Items from a data source:
━━━━━━

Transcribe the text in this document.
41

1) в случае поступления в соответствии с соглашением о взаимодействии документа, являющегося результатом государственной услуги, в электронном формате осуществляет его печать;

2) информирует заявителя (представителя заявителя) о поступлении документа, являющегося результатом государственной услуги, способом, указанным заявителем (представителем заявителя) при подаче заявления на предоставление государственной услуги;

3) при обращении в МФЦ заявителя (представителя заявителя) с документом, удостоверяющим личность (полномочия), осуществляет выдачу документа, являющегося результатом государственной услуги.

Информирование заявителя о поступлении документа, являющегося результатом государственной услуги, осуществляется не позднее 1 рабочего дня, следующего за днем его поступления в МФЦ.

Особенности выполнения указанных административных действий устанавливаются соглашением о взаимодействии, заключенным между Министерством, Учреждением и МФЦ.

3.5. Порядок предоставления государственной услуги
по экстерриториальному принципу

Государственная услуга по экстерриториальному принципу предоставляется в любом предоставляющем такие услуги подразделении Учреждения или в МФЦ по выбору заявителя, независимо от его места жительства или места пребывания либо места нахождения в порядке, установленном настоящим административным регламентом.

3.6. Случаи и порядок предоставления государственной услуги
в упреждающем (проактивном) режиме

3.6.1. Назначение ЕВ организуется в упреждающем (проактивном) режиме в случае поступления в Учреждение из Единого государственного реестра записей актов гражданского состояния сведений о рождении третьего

━━━━━━

• [The task]: Using the data above, return each line exactly as written.

• [Exercise solution]:
Transcribe the text in this document.
41

1) в случае поступления в соответствии с соглашением о взаимодействии документа, являющегося результатом государственной услуги, в электронном формате осуществляет его печать;

2) информирует заявителя (представителя заявителя) о поступлении документа, являющегося результатом государственной услуги, способом, указанным заявителем (представителем заявителя) при подаче заявления на предоставление государственной услуги;

3) при обращении в МФЦ заявителя (представителя заявителя) с документом, удостоверяющим личность (полномочия), осуществляет выдачу документа, являющегося результатом государственной услуги.

Информирование заявителя о поступлении документа, являющегося результатом государственной услуги, осуществляется не позднее 1 рабочего дня, следующего за днем его поступления в МФЦ.

Особенности выполнения указанных административных действий устанавливаются соглашением о взаимодействии, заключенным между Министерством, Учреждением и МФЦ.

3.5. Порядок предоставления государственной услуги
по экстерриториальному принципу

Государственная услуга по экстерриториальному принципу предоставляется в любом предоставляющем такие услуги подразделении Учреждения или в МФЦ по выбору заявителя, независимо от его места жительства или места пребывания либо места нахождения в порядке, установленном настоящим административным регламентом.

3.6. Случаи и порядок предоставления государственной услуги
в упреждающем (проактивном) режиме

3.6.1. Назначение ЕВ организуется в упреждающем (проактивном) режиме в случае поступления в Учреждение из Единого государственного реестра записей актов гражданского состояния сведений о рождении третьего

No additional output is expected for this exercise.